Part of a data file:
-*-
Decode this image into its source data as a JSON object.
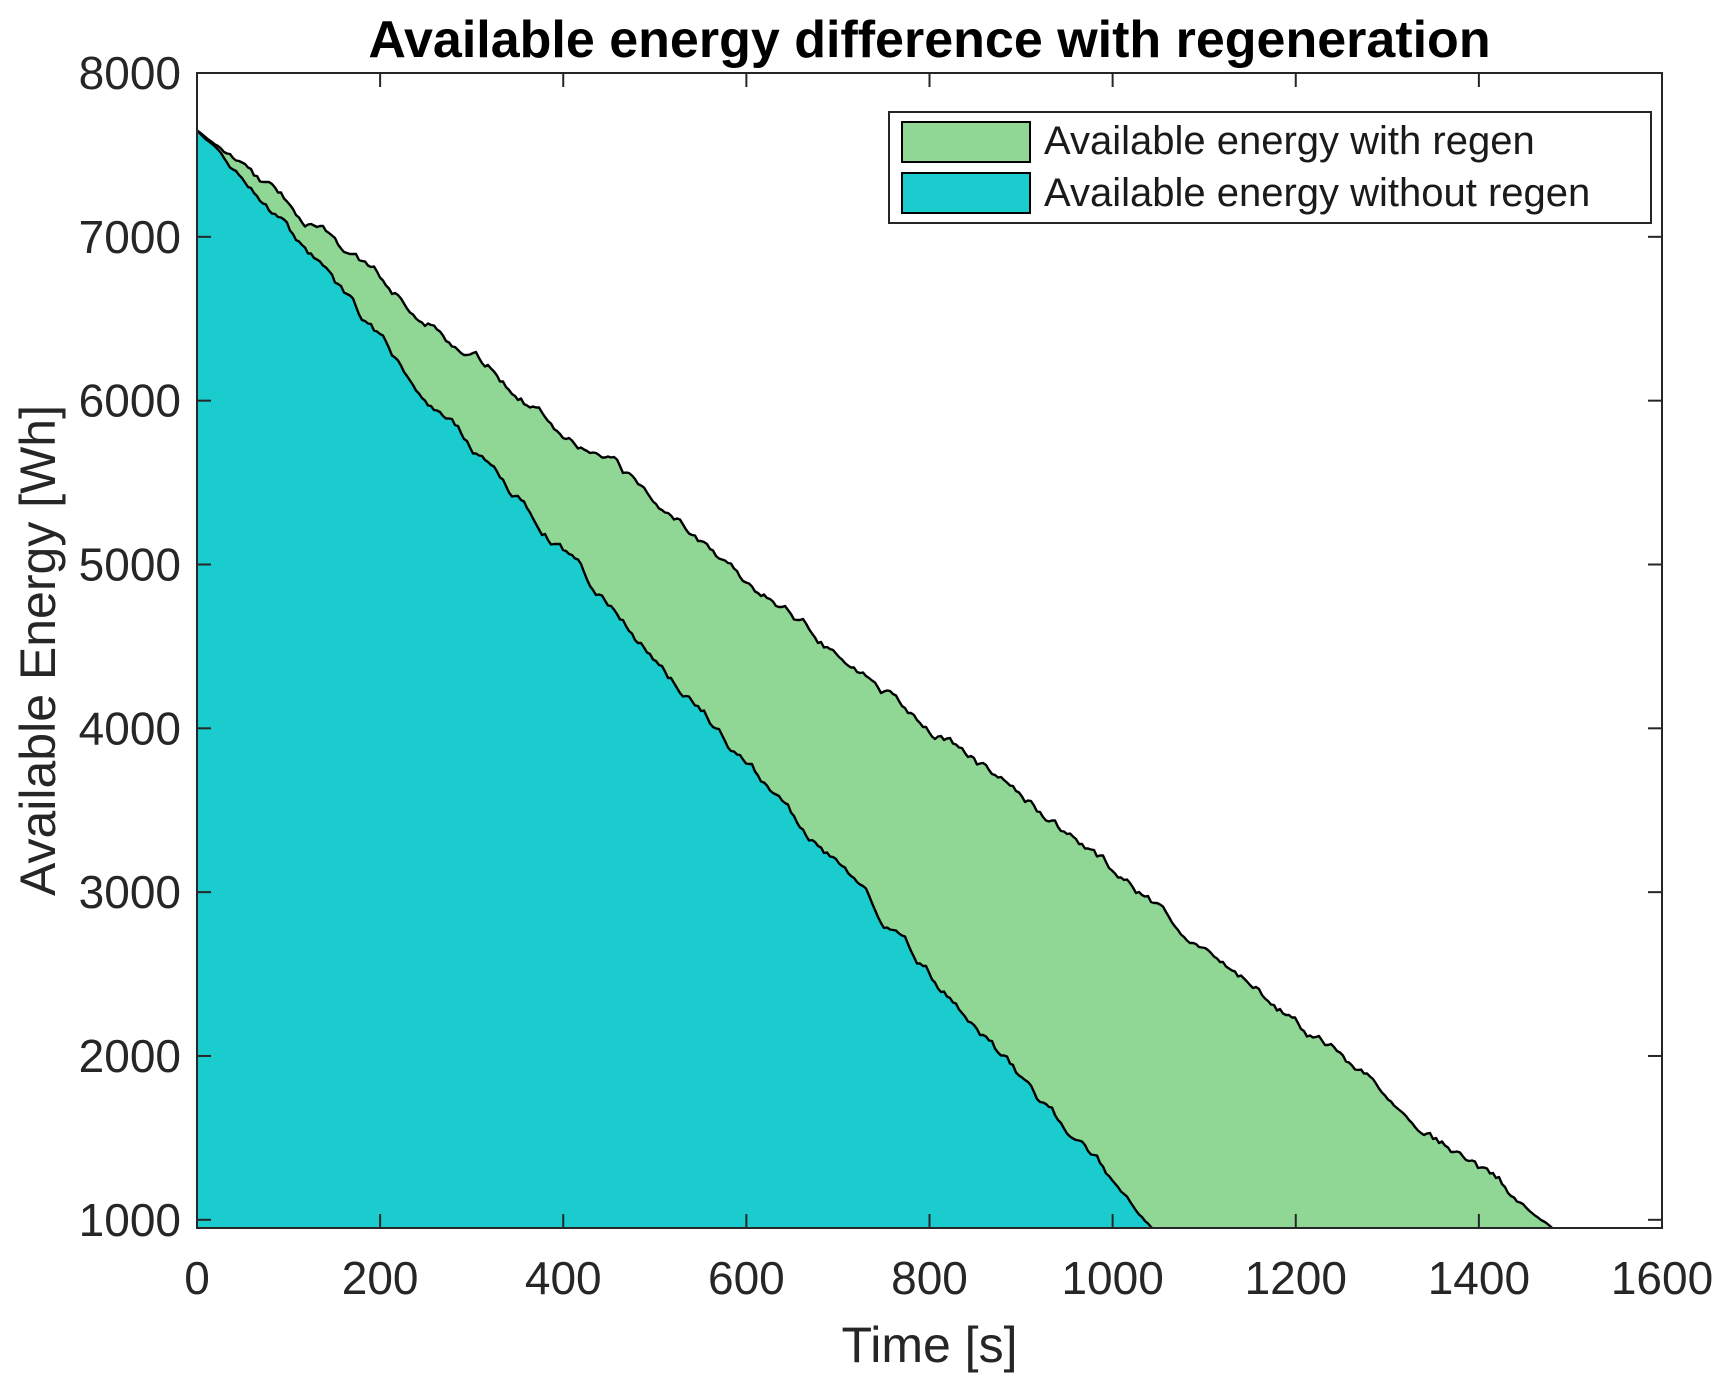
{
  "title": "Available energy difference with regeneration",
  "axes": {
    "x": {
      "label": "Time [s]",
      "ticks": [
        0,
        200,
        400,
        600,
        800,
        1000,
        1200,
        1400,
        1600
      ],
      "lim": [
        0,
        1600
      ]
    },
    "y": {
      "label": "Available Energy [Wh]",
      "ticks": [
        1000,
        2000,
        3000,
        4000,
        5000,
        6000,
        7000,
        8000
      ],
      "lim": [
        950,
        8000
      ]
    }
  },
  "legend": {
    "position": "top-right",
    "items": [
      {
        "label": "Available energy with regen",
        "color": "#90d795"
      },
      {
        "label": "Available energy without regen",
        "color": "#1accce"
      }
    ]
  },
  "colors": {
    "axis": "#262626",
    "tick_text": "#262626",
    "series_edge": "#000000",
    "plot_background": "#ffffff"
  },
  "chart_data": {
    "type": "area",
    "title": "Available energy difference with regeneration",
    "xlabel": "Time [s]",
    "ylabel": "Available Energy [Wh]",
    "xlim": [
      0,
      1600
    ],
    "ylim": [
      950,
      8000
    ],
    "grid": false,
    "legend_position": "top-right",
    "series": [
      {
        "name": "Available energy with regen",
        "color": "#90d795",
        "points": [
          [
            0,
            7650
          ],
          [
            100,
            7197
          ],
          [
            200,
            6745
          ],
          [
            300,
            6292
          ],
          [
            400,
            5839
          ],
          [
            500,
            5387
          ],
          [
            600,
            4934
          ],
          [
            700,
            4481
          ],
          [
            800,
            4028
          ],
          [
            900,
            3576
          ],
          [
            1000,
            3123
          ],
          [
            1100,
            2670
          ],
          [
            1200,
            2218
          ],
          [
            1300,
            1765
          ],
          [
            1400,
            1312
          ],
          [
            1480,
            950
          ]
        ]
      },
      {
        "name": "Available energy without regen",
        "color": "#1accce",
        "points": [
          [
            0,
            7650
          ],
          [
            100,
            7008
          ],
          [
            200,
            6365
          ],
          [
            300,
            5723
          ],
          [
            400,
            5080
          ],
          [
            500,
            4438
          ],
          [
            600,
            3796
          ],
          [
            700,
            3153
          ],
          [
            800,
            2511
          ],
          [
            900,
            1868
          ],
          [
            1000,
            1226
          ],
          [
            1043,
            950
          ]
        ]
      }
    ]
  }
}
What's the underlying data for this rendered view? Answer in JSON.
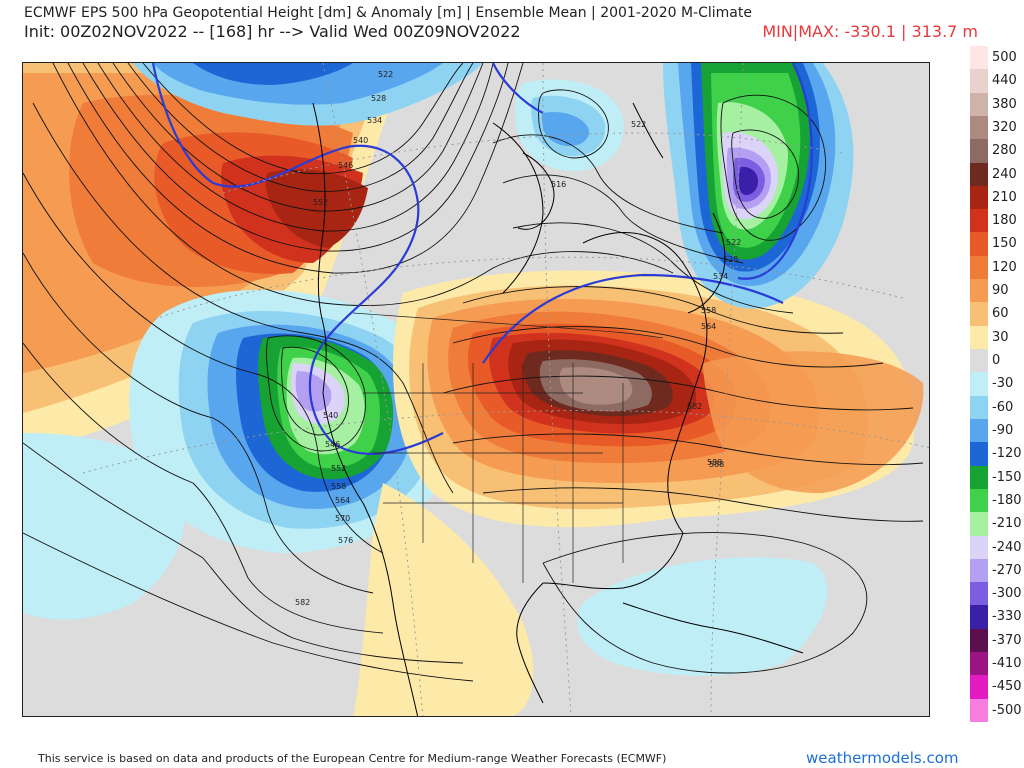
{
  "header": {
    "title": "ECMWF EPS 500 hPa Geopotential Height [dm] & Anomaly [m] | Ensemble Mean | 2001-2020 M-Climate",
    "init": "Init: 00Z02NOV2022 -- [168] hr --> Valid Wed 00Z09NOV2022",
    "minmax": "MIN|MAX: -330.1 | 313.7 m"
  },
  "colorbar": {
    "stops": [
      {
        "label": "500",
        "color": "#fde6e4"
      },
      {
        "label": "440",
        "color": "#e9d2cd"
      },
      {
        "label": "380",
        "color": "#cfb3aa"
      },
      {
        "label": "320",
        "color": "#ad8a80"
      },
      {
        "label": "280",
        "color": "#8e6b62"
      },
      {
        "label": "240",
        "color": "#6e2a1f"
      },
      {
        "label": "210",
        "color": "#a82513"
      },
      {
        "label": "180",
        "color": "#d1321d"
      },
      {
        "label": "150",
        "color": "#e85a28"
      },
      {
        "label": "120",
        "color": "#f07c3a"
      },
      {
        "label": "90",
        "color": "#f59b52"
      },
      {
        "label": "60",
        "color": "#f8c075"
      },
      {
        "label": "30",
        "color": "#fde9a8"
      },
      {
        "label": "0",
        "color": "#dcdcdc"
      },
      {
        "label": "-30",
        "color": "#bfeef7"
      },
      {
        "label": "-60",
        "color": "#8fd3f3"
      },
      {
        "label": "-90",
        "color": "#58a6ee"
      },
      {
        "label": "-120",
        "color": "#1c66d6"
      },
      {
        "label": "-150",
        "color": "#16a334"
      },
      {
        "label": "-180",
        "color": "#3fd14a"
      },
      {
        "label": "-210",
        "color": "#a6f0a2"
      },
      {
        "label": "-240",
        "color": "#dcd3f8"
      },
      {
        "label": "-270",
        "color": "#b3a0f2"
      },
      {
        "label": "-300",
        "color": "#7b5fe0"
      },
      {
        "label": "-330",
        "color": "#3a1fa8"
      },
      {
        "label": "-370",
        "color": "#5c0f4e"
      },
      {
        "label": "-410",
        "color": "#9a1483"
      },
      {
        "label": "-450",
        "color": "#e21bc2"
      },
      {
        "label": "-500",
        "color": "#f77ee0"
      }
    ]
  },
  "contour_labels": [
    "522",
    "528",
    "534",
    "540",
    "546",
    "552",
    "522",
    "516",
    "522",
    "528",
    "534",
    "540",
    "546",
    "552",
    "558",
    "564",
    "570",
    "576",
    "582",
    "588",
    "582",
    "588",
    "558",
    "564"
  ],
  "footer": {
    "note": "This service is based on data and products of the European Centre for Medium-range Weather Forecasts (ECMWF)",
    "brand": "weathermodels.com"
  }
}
-*-
TO DO —
Extract lines where the string "name" occurs.

TASK OUTPUT —
        "name": "Available energy with regen",
        "name": "Available energy without regen",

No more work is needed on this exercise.